Records from a dataset:

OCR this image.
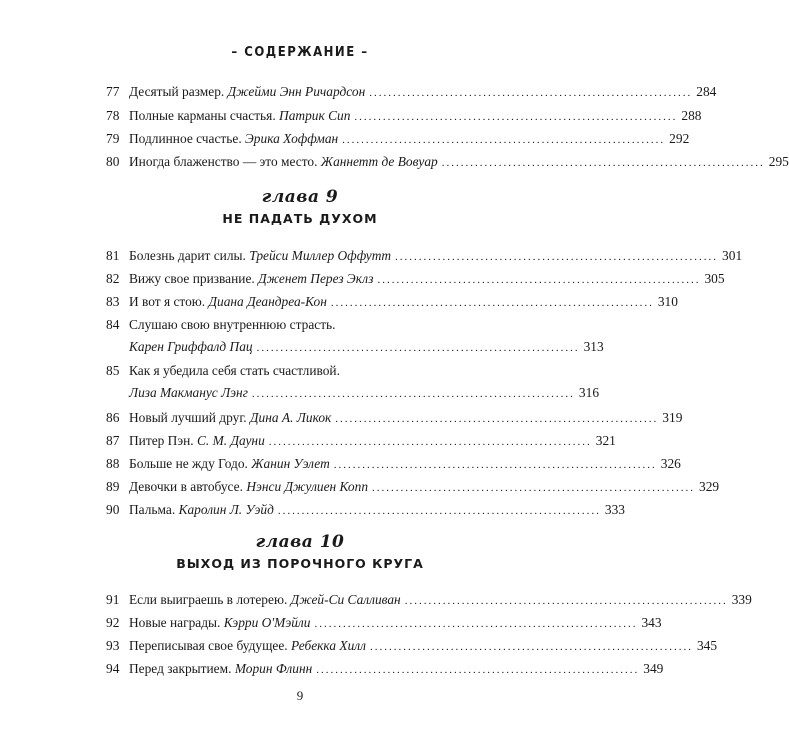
– СОДЕРЖАНИЕ –
77 Десятый размер. Джейми Энн Ричардсон .................................................................... 284
78 Полные карманы счастья. Патрик Сип .................................................................... 288
79 Подлинное счастье. Эрика Хоффман .................................................................... 292
80 Иногда блаженство — это место. Жаннетт де Вовуар .................................................................... 295
глава 9
НЕ ПАДАТЬ ДУХОМ
81 Болезнь дарит силы. Трейси Миллер Оффутт .................................................................... 301
82 Вижу свое призвание. Дженет Перез Эклз .................................................................... 305
83 И вот я стою. Диана Деандреа-Кон .................................................................... 310
84 Слушаю свою внутреннюю страсть.
Карен Гриффалд Пац .................................................................... 313
85 Как я убедила себя стать счастливой.
Лиза Макманус Лэнг .................................................................... 316
86 Новый лучший друг. Дина А. Ликок .................................................................... 319
87 Питер Пэн. С. М. Дауни .................................................................... 321
88 Больше не жду Годо. Жанин Уэлет .................................................................... 326
89 Девочки в автобусе. Нэнси Джулиен Копп .................................................................... 329
90 Пальма. Каролин Л. Уэйд .................................................................... 333
глава 10
ВЫХОД ИЗ ПОРОЧНОГО КРУГА
91 Если выиграешь в лотерею. Джей-Си Салливан .................................................................... 339
92 Новые награды. Кэрри О'Мэйли .................................................................... 343
93 Переписывая свое будущее. Ребекка Хилл .................................................................... 345
94 Перед закрытием. Морин Флинн .................................................................... 349
9
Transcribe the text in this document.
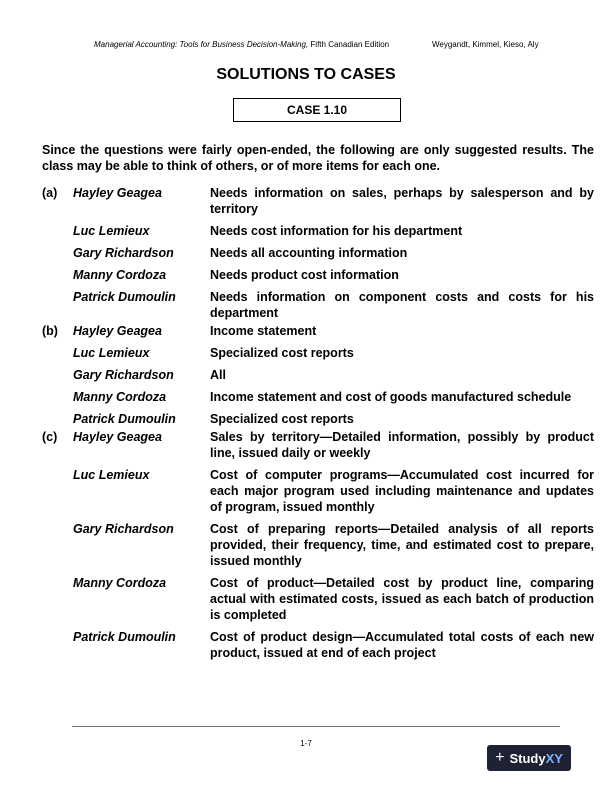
Managerial Accounting: Tools for Business Decision-Making, Fifth Canadian Edition	Weygandt, Kimmel, Kieso, Aly
SOLUTIONS TO CASES
CASE 1.10
Since the questions were fairly open-ended, the following are only suggested results. The class may be able to think of others, or of more items for each one.
(a)	Hayley Geagea	Needs information on sales, perhaps by salesperson and by territory
Luc Lemieux	Needs cost information for his department
Gary Richardson	Needs all accounting information
Manny Cordoza	Needs product cost information
Patrick Dumoulin	Needs information on component costs and costs for his department
(b)	Hayley Geagea	Income statement
Luc Lemieux	Specialized cost reports
Gary Richardson	All
Manny Cordoza	Income statement and cost of goods manufactured schedule
Patrick Dumoulin	Specialized cost reports
(c)	Hayley Geagea	Sales by territory—Detailed information, possibly by product line, issued daily or weekly
Luc Lemieux	Cost of computer programs—Accumulated cost incurred for each major program used including maintenance and updates of program, issued monthly
Gary Richardson	Cost of preparing reports—Detailed analysis of all reports provided, their frequency, time, and estimated cost to prepare, issued monthly
Manny Cordoza	Cost of product—Detailed cost by product line, comparing actual with estimated costs, issued as each batch of production is completed
Patrick Dumoulin	Cost of product design—Accumulated total costs of each new product, issued at end of each project
1-7
+ Study XY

**Exercise details**
Make an exact copy of the data above, pictures excluded.

**Complete response**
OCR this image.
– СОДЕРЖАНИЕ –
77 Десятый размер. Джейми Энн Ричардсон .................................................................... 284
78 Полные карманы счастья. Патрик Сип .................................................................... 288
79 Подлинное счастье. Эрика Хоффман .................................................................... 292
80 Иногда блаженство — это место. Жаннетт де Вовуар .................................................................... 295
глава 9
НЕ ПАДАТЬ ДУХОМ
81 Болезнь дарит силы. Трейси Миллер Оффутт .................................................................... 301
82 Вижу свое призвание. Дженет Перез Эклз .................................................................... 305
83 И вот я стою. Диана Деандреа-Кон .................................................................... 310
84 Слушаю свою внутреннюю страсть.
Карен Гриффалд Пац .................................................................... 313
85 Как я убедила себя стать счастливой.
Лиза Макманус Лэнг .................................................................... 316
86 Новый лучший друг. Дина А. Ликок .................................................................... 319
87 Питер Пэн. С. М. Дауни .................................................................... 321
88 Больше не жду Годо. Жанин Уэлет .................................................................... 326
89 Девочки в автобусе. Нэнси Джулиен Копп .................................................................... 329
90 Пальма. Каролин Л. Уэйд .................................................................... 333
глава 10
ВЫХОД ИЗ ПОРОЧНОГО КРУГА
91 Если выиграешь в лотерею. Джей-Си Салливан .................................................................... 339
92 Новые награды. Кэрри О'Мэйли .................................................................... 343
93 Переписывая свое будущее. Ребекка Хилл .................................................................... 345
94 Перед закрытием. Морин Флинн .................................................................... 349
9
Transcribe the text in this document.
Managerial Accounting: Tools for Business Decision-Making, Fifth Canadian Edition	Weygandt, Kimmel, Kieso, Aly
SOLUTIONS TO CASES
CASE 1.10
Since the questions were fairly open-ended, the following are only suggested results. The class may be able to think of others, or of more items for each one.
(a)	Hayley Geagea	Needs information on sales, perhaps by salesperson and by territory
Luc Lemieux	Needs cost information for his department
Gary Richardson	Needs all accounting information
Manny Cordoza	Needs product cost information
Patrick Dumoulin	Needs information on component costs and costs for his department
(b)	Hayley Geagea	Income statement
Luc Lemieux	Specialized cost reports
Gary Richardson	All
Manny Cordoza	Income statement and cost of goods manufactured schedule
Patrick Dumoulin	Specialized cost reports
(c)	Hayley Geagea	Sales by territory—Detailed information, possibly by product line, issued daily or weekly
Luc Lemieux	Cost of computer programs—Accumulated cost incurred for each major program used including maintenance and updates of program, issued monthly
Gary Richardson	Cost of preparing reports—Detailed analysis of all reports provided, their frequency, time, and estimated cost to prepare, issued monthly
Manny Cordoza	Cost of product—Detailed cost by product line, comparing actual with estimated costs, issued as each batch of production is completed
Patrick Dumoulin	Cost of product design—Accumulated total costs of each new product, issued at end of each project
1-7
+ Study XY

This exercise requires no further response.